- [Task brief]: From the line that contains "Extract all readable text from this page." through the closing line of the entries, write out each line exactly; pictures stay out.
• • • • • • •
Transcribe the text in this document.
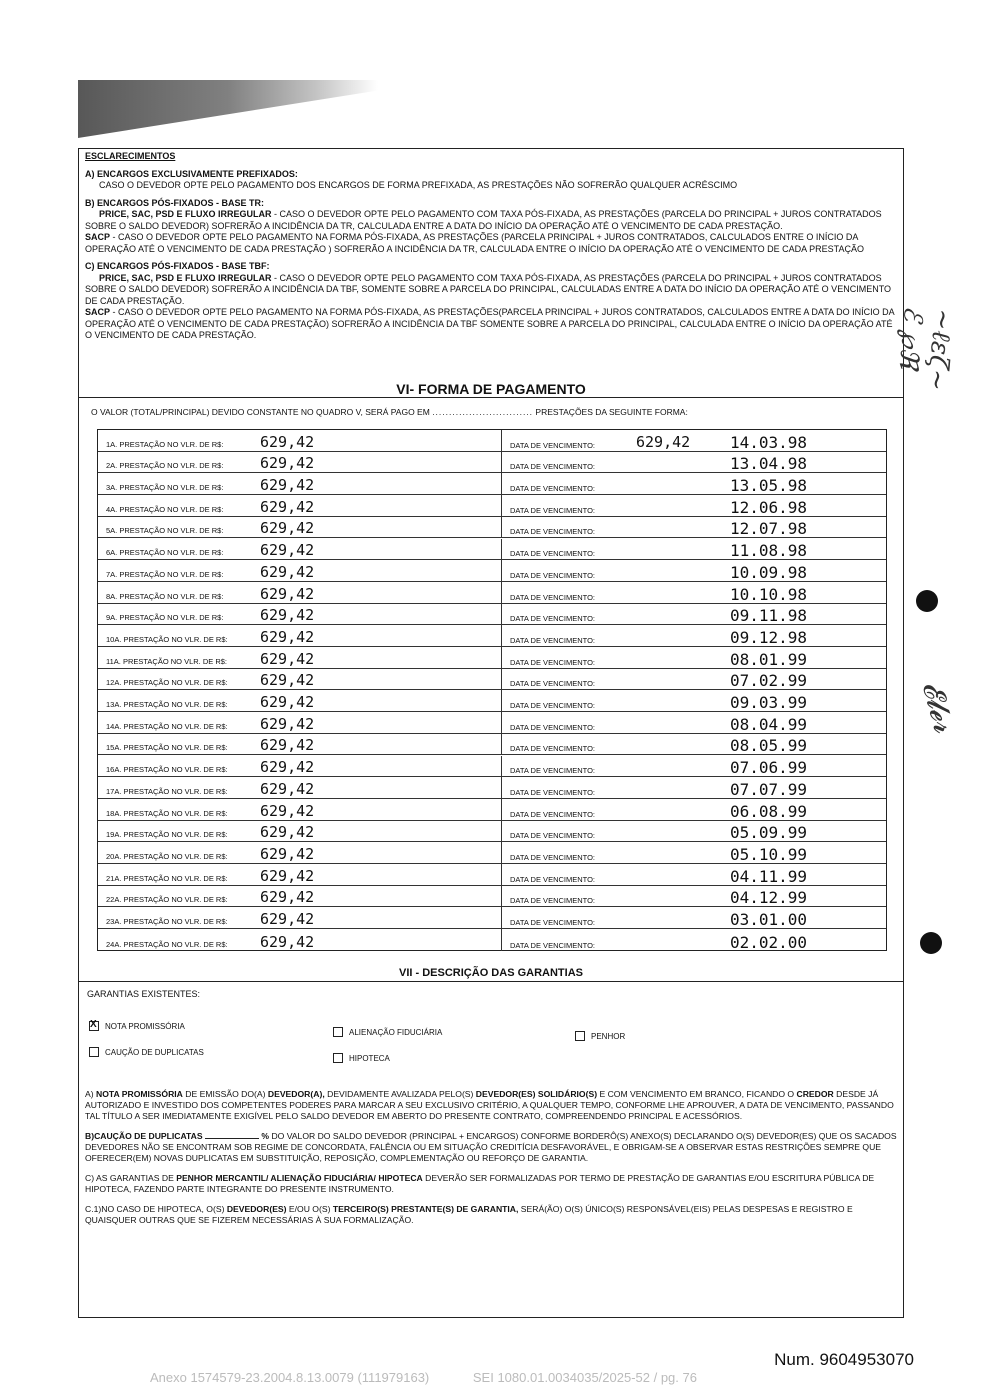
ESCLARECIMENTOS

A) ENCARGOS EXCLUSIVAMENTE PREFIXADOS:
CASO O DEVEDOR OPTE PELO PAGAMENTO DOS ENCARGOS DE FORMA PREFIXADA, AS PRESTAÇÕES NÃO SOFRERÃO QUALQUER ACRÉSCIMO

B) ENCARGOS PÓS-FIXADOS - BASE TR:
PRICE, SAC, PSD E FLUXO IRREGULAR - CASO O DEVEDOR OPTE PELO PAGAMENTO COM TAXA PÓS-FIXADA, AS PRESTAÇÕES (PARCELA DO PRINCIPAL + JUROS CONTRATADOS SOBRE O SALDO DEVEDOR) SOFRERÃO A INCIDÊNCIA DA TR, CALCULADA ENTRE A DATA DO INÍCIO DA OPERAÇÃO ATÉ O VENCIMENTO DE CADA PRESTAÇÃO.
SACP - CASO O DEVEDOR OPTE PELO PAGAMENTO NA FORMA PÓS-FIXADA, AS PRESTAÇÕES (PARCELA PRINCIPAL + JUROS CONTRATADOS, CALCULADOS ENTRE O INÍCIO DA OPERAÇÃO ATÉ O VENCIMENTO DE CADA PRESTAÇÃO ) SOFRERÃO A INCIDÊNCIA DA TR, CALCULADA ENTRE O INÍCIO DA OPERAÇÃO ATÉ O VENCIMENTO DE CADA PRESTAÇÃO

C) ENCARGOS PÓS-FIXADOS - BASE TBF:
PRICE, SAC, PSD E FLUXO IRREGULAR - CASO O DEVEDOR OPTE PELO PAGAMENTO COM TAXA PÓS-FIXADA, AS PRESTAÇÕES (PARCELA DO PRINCIPAL + JUROS CONTRATADOS SOBRE O SALDO DEVEDOR) SOFRERÃO A INCIDÊNCIA DA TBF, SOMENTE SOBRE A PARCELA DO PRINCIPAL, CALCULADAS ENTRE A DATA DO INÍCIO DA OPERAÇÃO ATÉ O VENCIMENTO DE CADA PRESTAÇÃO.
SACP - CASO O DEVEDOR OPTE PELO PAGAMENTO NA FORMA PÓS-FIXADA, AS PRESTAÇÕES(PARCELA PRINCIPAL + JUROS CONTRATADOS, CALCULADOS ENTRE A DATA DO INÍCIO DA OPERAÇÃO ATÉ O VENCIMENTO DE CADA PRESTAÇÃO) SOFRERÃO A INCIDÊNCIA DA TBF SOMENTE SOBRE A PARCELA DO PRINCIPAL, CALCULADA ENTRE O INÍCIO DA OPERAÇÃO ATÉ O VENCIMENTO DE CADA PRESTAÇÃO.

VI- FORMA DE PAGAMENTO
O VALOR (TOTAL/PRINCIPAL) DEVIDO CONSTANTE NO QUADRO V, SERÁ PAGO EM .............................. PRESTAÇÕES DA SEGUINTE FORMA:
1A. PRESTAÇÃO NO VLR. DE R$: 629,42	DATA DE VENCIMENTO:	629,42 14.03.98
2A. PRESTAÇÃO NO VLR. DE R$: 629,42	DATA DE VENCIMENTO:	13.04.98
3A. PRESTAÇÃO NO VLR. DE R$: 629,42	DATA DE VENCIMENTO:	13.05.98
4A. PRESTAÇÃO NO VLR. DE R$: 629,42	DATA DE VENCIMENTO:	12.06.98
5A. PRESTAÇÃO NO VLR. DE R$: 629,42	DATA DE VENCIMENTO:	12.07.98
6A. PRESTAÇÃO NO VLR. DE R$: 629,42	DATA DE VENCIMENTO:	11.08.98
7A. PRESTAÇÃO NO VLR. DE R$: 629,42	DATA DE VENCIMENTO:	10.09.98
8A. PRESTAÇÃO NO VLR. DE R$: 629,42	DATA DE VENCIMENTO:	10.10.98
9A. PRESTAÇÃO NO VLR. DE R$: 629,42	DATA DE VENCIMENTO:	09.11.98
10A. PRESTAÇÃO NO VLR. DE R$: 629,42	DATA DE VENCIMENTO:	09.12.98
11A. PRESTAÇÃO NO VLR. DE R$: 629,42	DATA DE VENCIMENTO:	08.01.99
12A. PRESTAÇÃO NO VLR. DE R$: 629,42	DATA DE VENCIMENTO:	07.02.99
13A. PRESTAÇÃO NO VLR. DE R$: 629,42	DATA DE VENCIMENTO:	09.03.99
14A. PRESTAÇÃO NO VLR. DE R$: 629,42	DATA DE VENCIMENTO:	08.04.99
15A. PRESTAÇÃO NO VLR. DE R$: 629,42	DATA DE VENCIMENTO:	08.05.99
16A. PRESTAÇÃO NO VLR. DE R$: 629,42	DATA DE VENCIMENTO:	07.06.99
17A. PRESTAÇÃO NO VLR. DE R$: 629,42	DATA DE VENCIMENTO:	07.07.99
18A. PRESTAÇÃO NO VLR. DE R$: 629,42	DATA DE VENCIMENTO:	06.08.99
19A. PRESTAÇÃO NO VLR. DE R$: 629,42	DATA DE VENCIMENTO:	05.09.99
20A. PRESTAÇÃO NO VLR. DE R$: 629,42	DATA DE VENCIMENTO:	05.10.99
21A. PRESTAÇÃO NO VLR. DE R$: 629,42	DATA DE VENCIMENTO:	04.11.99
22A. PRESTAÇÃO NO VLR. DE R$: 629,42	DATA DE VENCIMENTO:	04.12.99
23A. PRESTAÇÃO NO VLR. DE R$: 629,42	DATA DE VENCIMENTO:	03.01.00
24A. PRESTAÇÃO NO VLR. DE R$: 629,42	DATA DE VENCIMENTO:	02.02.00
VII - DESCRIÇÃO DAS GARANTIAS
GARANTIAS EXISTENTES:
X
NOTA PROMISSÓRIA
ALIENAÇÃO FIDUCIÁRIA	PENHOR
CAUÇÃO DE DUPLICATAS
HIPOTECA

A) NOTA PROMISSÓRIA DE EMISSÃO DO(A) DEVEDOR(A), DEVIDAMENTE AVALIZADA PELO(S) DEVEDOR(ES) SOLIDÁRIO(S) E COM VENCIMENTO EM BRANCO, FICANDO O CREDOR DESDE JÁ AUTORIZADO E INVESTIDO DOS COMPETENTES PODERES PARA MARCAR A SEU EXCLUSIVO CRITÉRIO, A QUALQUER TEMPO, CONFORME LHE APROUVER, A DATA DE VENCIMENTO, PASSANDO TAL TÍTULO A SER IMEDIATAMENTE EXIGÍVEL PELO SALDO DEVEDOR EM ABERTO DO PRESENTE CONTRATO, COMPREENDENDO PRINCIPAL E ACESSÓRIOS.

B)CAUÇÃO DE DUPLICATAS	% DO VALOR DO SALDO DEVEDOR (PRINCIPAL + ENCARGOS) CONFORME BORDERÔ(S) ANEXO(S) DECLARANDO O(S) DEVEDOR(ES) QUE OS SACADOS DEVEDORES NÃO SE ENCONTRAM SOB REGIME DE CONCORDATA, FALÊNCIA OU EM SITUAÇÃO CREDITÍCIA DESFAVORÁVEL, E OBRIGAM-SE A OBSERVAR ESTAS RESTRIÇÕES SEMPRE QUE OFERECER(EM) NOVAS DUPLICATAS EM SUBSTITUIÇÃO, REPOSIÇÃO, COMPLEMENTAÇÃO OU REFORÇO DE GARANTIA.

C) AS GARANTIAS DE PENHOR MERCANTIL/ ALIENAÇÃO FIDUCIÁRIA/ HIPOTECA DEVERÃO SER FORMALIZADAS POR TERMO DE PRESTAÇÃO DE GARANTIAS E/OU ESCRITURA PÚBLICA DE HIPOTECA, FAZENDO PARTE INTEGRANTE DO PRESENTE INSTRUMENTO.

C.1)NO CASO DE HIPOTECA, O(S) DEVEDOR(ES) E/OU O(S) TERCEIRO(S) PRESTANTE(S) DE GARANTIA, SERÁ(ÃO) O(S) ÚNICO(S) RESPONSÁVEL(EIS) PELAS DESPESAS E REGISTRO E QUAISQUER OUTRAS QUE SE FIZEREM NECESSÁRIAS À SUA FORMALIZAÇÃO.

~ℓεζ~ ℰ ℘ℜ
𝓔𝓵𝓮𝓻
Num. 9604953070
Anexo 1574579-23.2004.8.13.0079 (111979163)	SEI 1080.01.0034035/2025-52 / pg. 76
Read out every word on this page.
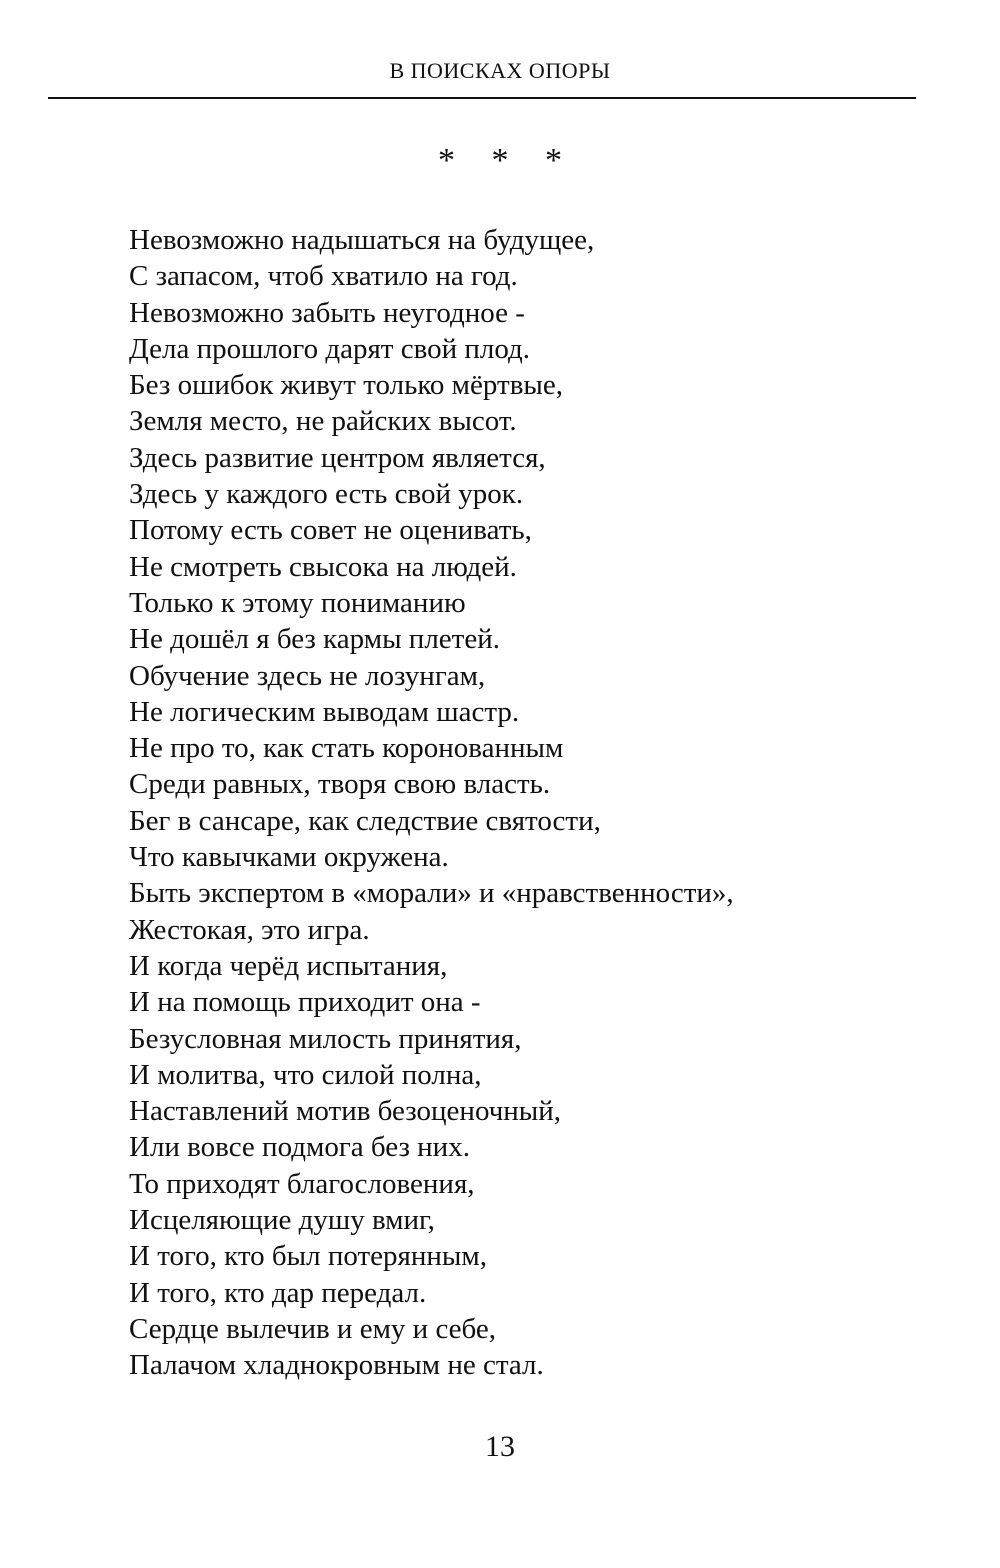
В ПОИСКАХ ОПОРЫ
* * *
Невозможно надышаться на будущее,
С запасом, чтоб хватило на год.
Невозможно забыть неугодное -
Дела прошлого дарят свой плод.
Без ошибок живут только мёртвые,
Земля место, не райских высот.
Здесь развитие центром является,
Здесь у каждого есть свой урок.
Потому есть совет не оценивать,
Не смотреть свысока на людей.
Только к этому пониманию
Не дошёл я без кармы плетей.
Обучение здесь не лозунгам,
Не логическим выводам шастр.
Не про то, как стать коронованным
Среди равных, творя свою власть.
Бег в сансаре, как следствие святости,
Что кавычками окружена.
Быть экспертом в «морали» и «нравственности»,
Жестокая, это игра.
И когда черёд испытания,
И на помощь приходит она -
Безусловная милость принятия,
И молитва, что силой полна,
Наставлений мотив безоценочный,
Или вовсе подмога без них.
То приходят благословения,
Исцеляющие душу вмиг,
И того, кто был потерянным,
И того, кто дар передал.
Сердце вылечив и ему и себе,
Палачом хладнокровным не стал.
13
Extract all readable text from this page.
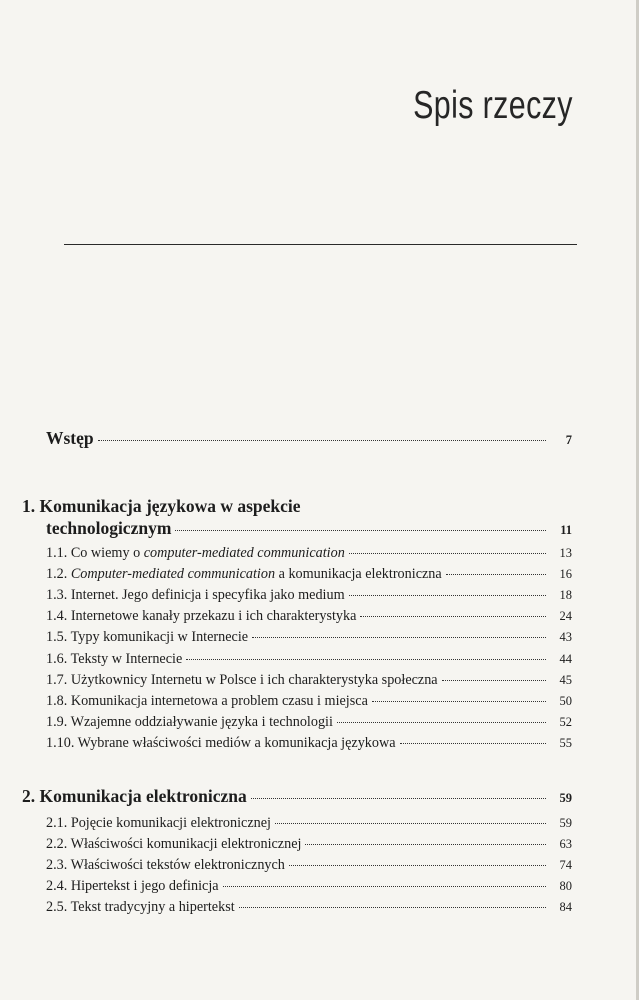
Spis rzeczy
Wstęp	7
1. Komunikacja językowa w aspekcie
technologicznym	11
1.1. Co wiemy o computer-mediated communication	13
1.2. Computer-mediated communication a komunikacja elektroniczna	16
1.3. Internet. Jego definicja i specyfika jako medium	18
1.4. Internetowe kanały przekazu i ich charakterystyka	24
1.5. Typy komunikacji w Internecie	43
1.6. Teksty w Internecie	44
1.7. Użytkownicy Internetu w Polsce i ich charakterystyka społeczna	45
1.8. Komunikacja internetowa a problem czasu i miejsca	50
1.9. Wzajemne oddziaływanie języka i technologii	52
1.10. Wybrane właściwości mediów a komunikacja językowa	55
2. Komunikacja elektroniczna	59
2.1. Pojęcie komunikacji elektronicznej	59
2.2. Właściwości komunikacji elektronicznej	63
2.3. Właściwości tekstów elektronicznych	74
2.4. Hipertekst i jego definicja	80
2.5. Tekst tradycyjny a hipertekst	84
• • • • • • •
- [Exercise solution]:
Extract all readable text from this page.
Spis rzeczy
Wstęp	7
1. Komunikacja językowa w aspekcie
technologicznym	11
1.1. Co wiemy o computer-mediated communication	13
1.2. Computer-mediated communication a komunikacja elektroniczna	16
1.3. Internet. Jego definicja i specyfika jako medium	18
1.4. Internetowe kanały przekazu i ich charakterystyka	24
1.5. Typy komunikacji w Internecie	43
1.6. Teksty w Internecie	44
1.7. Użytkownicy Internetu w Polsce i ich charakterystyka społeczna	45
1.8. Komunikacja internetowa a problem czasu i miejsca	50
1.9. Wzajemne oddziaływanie języka i technologii	52
1.10. Wybrane właściwości mediów a komunikacja językowa	55
2. Komunikacja elektroniczna	59
2.1. Pojęcie komunikacji elektronicznej	59
2.2. Właściwości komunikacji elektronicznej	63
2.3. Właściwości tekstów elektronicznych	74
2.4. Hipertekst i jego definicja	80
2.5. Tekst tradycyjny a hipertekst	84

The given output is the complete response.